== GOAL ==
Omit all images, then return the remaining material exactly as it stands.

== Structured figure records ==

-*-*-

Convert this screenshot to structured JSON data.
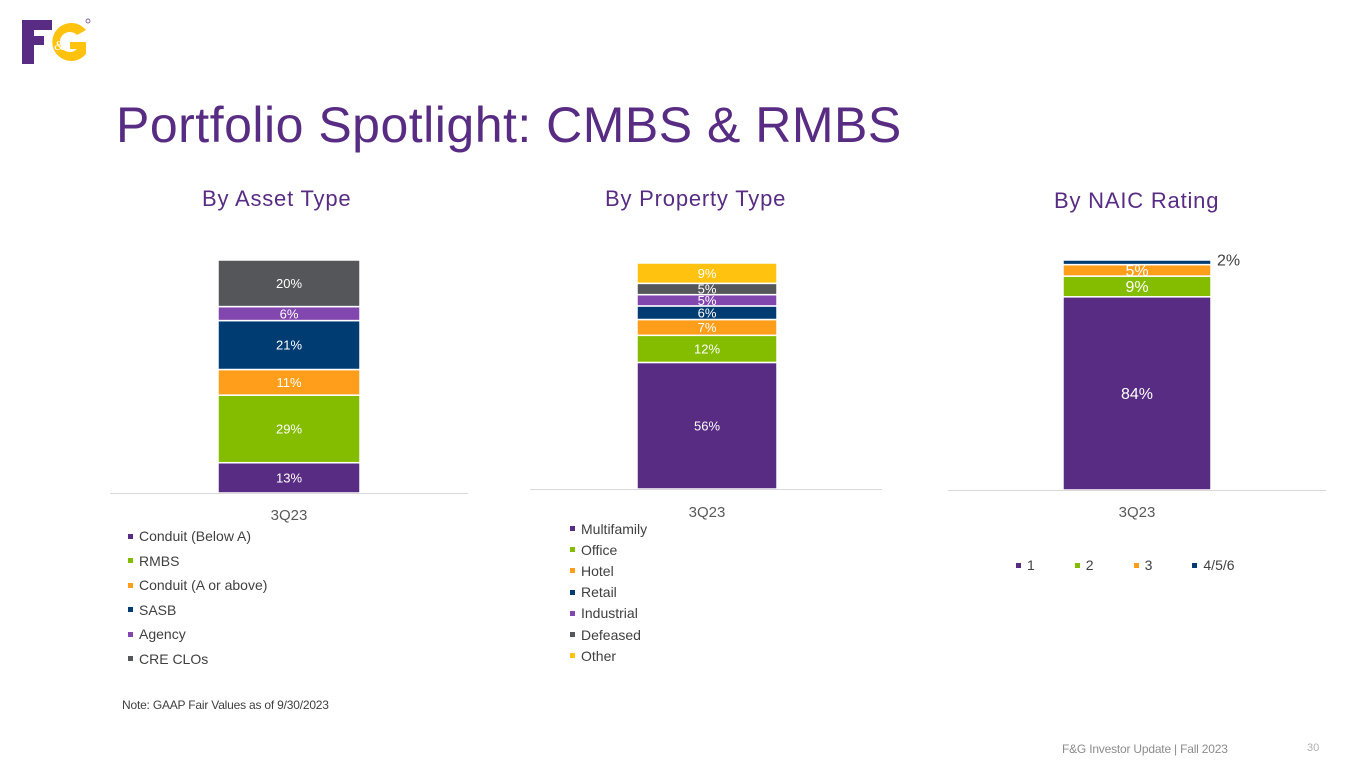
{
  "brand": {
    "logo_text": "F&G"
  },
  "page_title": "Portfolio Spotlight: CMBS & RMBS",
  "note": "Note: GAAP Fair Values as of 9/30/2023",
  "footer": {
    "text": "F&G Investor Update | Fall 2023",
    "page_number": "30"
  },
  "colors": {
    "purple": "#582C83",
    "green": "#84BD00",
    "orange": "#FF9E1B",
    "navy": "#003B71",
    "violet": "#8246AF",
    "gray": "#54565A",
    "yellow": "#FFC20E"
  },
  "chart_data": [
    {
      "type": "bar",
      "stacked": true,
      "title": "By Asset Type",
      "categories": [
        "3Q23"
      ],
      "series": [
        {
          "name": "Conduit (Below A)",
          "values": [
            13
          ],
          "label": "13%",
          "color": "#582C83"
        },
        {
          "name": "RMBS",
          "values": [
            29
          ],
          "label": "29%",
          "color": "#84BD00"
        },
        {
          "name": "Conduit (A or above)",
          "values": [
            11
          ],
          "label": "11%",
          "color": "#FF9E1B"
        },
        {
          "name": "SASB",
          "values": [
            21
          ],
          "label": "21%",
          "color": "#003B71"
        },
        {
          "name": "Agency",
          "values": [
            6
          ],
          "label": "6%",
          "color": "#8246AF"
        },
        {
          "name": "CRE CLOs",
          "values": [
            20
          ],
          "label": "20%",
          "color": "#54565A"
        }
      ],
      "legend": "bottom"
    },
    {
      "type": "bar",
      "stacked": true,
      "title": "By Property Type",
      "categories": [
        "3Q23"
      ],
      "series": [
        {
          "name": "Multifamily",
          "values": [
            56
          ],
          "label": "56%",
          "color": "#582C83"
        },
        {
          "name": "Office",
          "values": [
            12
          ],
          "label": "12%",
          "color": "#84BD00"
        },
        {
          "name": "Hotel",
          "values": [
            7
          ],
          "label": "7%",
          "color": "#FF9E1B"
        },
        {
          "name": "Retail",
          "values": [
            6
          ],
          "label": "6%",
          "color": "#003B71"
        },
        {
          "name": "Industrial",
          "values": [
            5
          ],
          "label": "5%",
          "color": "#8246AF"
        },
        {
          "name": "Defeased",
          "values": [
            5
          ],
          "label": "5%",
          "color": "#54565A"
        },
        {
          "name": "Other",
          "values": [
            9
          ],
          "label": "9%",
          "color": "#FFC20E"
        }
      ],
      "legend": "bottom"
    },
    {
      "type": "bar",
      "stacked": true,
      "title": "By NAIC Rating",
      "categories": [
        "3Q23"
      ],
      "series": [
        {
          "name": "1",
          "values": [
            84
          ],
          "label": "84%",
          "color": "#582C83"
        },
        {
          "name": "2",
          "values": [
            9
          ],
          "label": "9%",
          "color": "#84BD00"
        },
        {
          "name": "3",
          "values": [
            5
          ],
          "label": "5%",
          "color": "#FF9E1B"
        },
        {
          "name": "4/5/6",
          "values": [
            2
          ],
          "label": "2%",
          "color": "#003B71"
        }
      ],
      "legend": "bottom"
    }
  ]
}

-*-*-

== EXERCISE OUTPUT ==
Convert this screenshot to structured JSON data.
{
  "brand": {
    "logo_text": "F&G"
  },
  "page_title": "Portfolio Spotlight: CMBS & RMBS",
  "note": "Note: GAAP Fair Values as of 9/30/2023",
  "footer": {
    "text": "F&G Investor Update | Fall 2023",
    "page_number": "30"
  },
  "colors": {
    "purple": "#582C83",
    "green": "#84BD00",
    "orange": "#FF9E1B",
    "navy": "#003B71",
    "violet": "#8246AF",
    "gray": "#54565A",
    "yellow": "#FFC20E"
  },
  "chart_data": [
    {
      "type": "bar",
      "stacked": true,
      "title": "By Asset Type",
      "categories": [
        "3Q23"
      ],
      "series": [
        {
          "name": "Conduit (Below A)",
          "values": [
            13
          ],
          "label": "13%",
          "color": "#582C83"
        },
        {
          "name": "RMBS",
          "values": [
            29
          ],
          "label": "29%",
          "color": "#84BD00"
        },
        {
          "name": "Conduit (A or above)",
          "values": [
            11
          ],
          "label": "11%",
          "color": "#FF9E1B"
        },
        {
          "name": "SASB",
          "values": [
            21
          ],
          "label": "21%",
          "color": "#003B71"
        },
        {
          "name": "Agency",
          "values": [
            6
          ],
          "label": "6%",
          "color": "#8246AF"
        },
        {
          "name": "CRE CLOs",
          "values": [
            20
          ],
          "label": "20%",
          "color": "#54565A"
        }
      ],
      "legend": "bottom"
    },
    {
      "type": "bar",
      "stacked": true,
      "title": "By Property Type",
      "categories": [
        "3Q23"
      ],
      "series": [
        {
          "name": "Multifamily",
          "values": [
            56
          ],
          "label": "56%",
          "color": "#582C83"
        },
        {
          "name": "Office",
          "values": [
            12
          ],
          "label": "12%",
          "color": "#84BD00"
        },
        {
          "name": "Hotel",
          "values": [
            7
          ],
          "label": "7%",
          "color": "#FF9E1B"
        },
        {
          "name": "Retail",
          "values": [
            6
          ],
          "label": "6%",
          "color": "#003B71"
        },
        {
          "name": "Industrial",
          "values": [
            5
          ],
          "label": "5%",
          "color": "#8246AF"
        },
        {
          "name": "Defeased",
          "values": [
            5
          ],
          "label": "5%",
          "color": "#54565A"
        },
        {
          "name": "Other",
          "values": [
            9
          ],
          "label": "9%",
          "color": "#FFC20E"
        }
      ],
      "legend": "bottom"
    },
    {
      "type": "bar",
      "stacked": true,
      "title": "By NAIC Rating",
      "categories": [
        "3Q23"
      ],
      "series": [
        {
          "name": "1",
          "values": [
            84
          ],
          "label": "84%",
          "color": "#582C83"
        },
        {
          "name": "2",
          "values": [
            9
          ],
          "label": "9%",
          "color": "#84BD00"
        },
        {
          "name": "3",
          "values": [
            5
          ],
          "label": "5%",
          "color": "#FF9E1B"
        },
        {
          "name": "4/5/6",
          "values": [
            2
          ],
          "label": "2%",
          "color": "#003B71"
        }
      ],
      "legend": "bottom"
    }
  ]
}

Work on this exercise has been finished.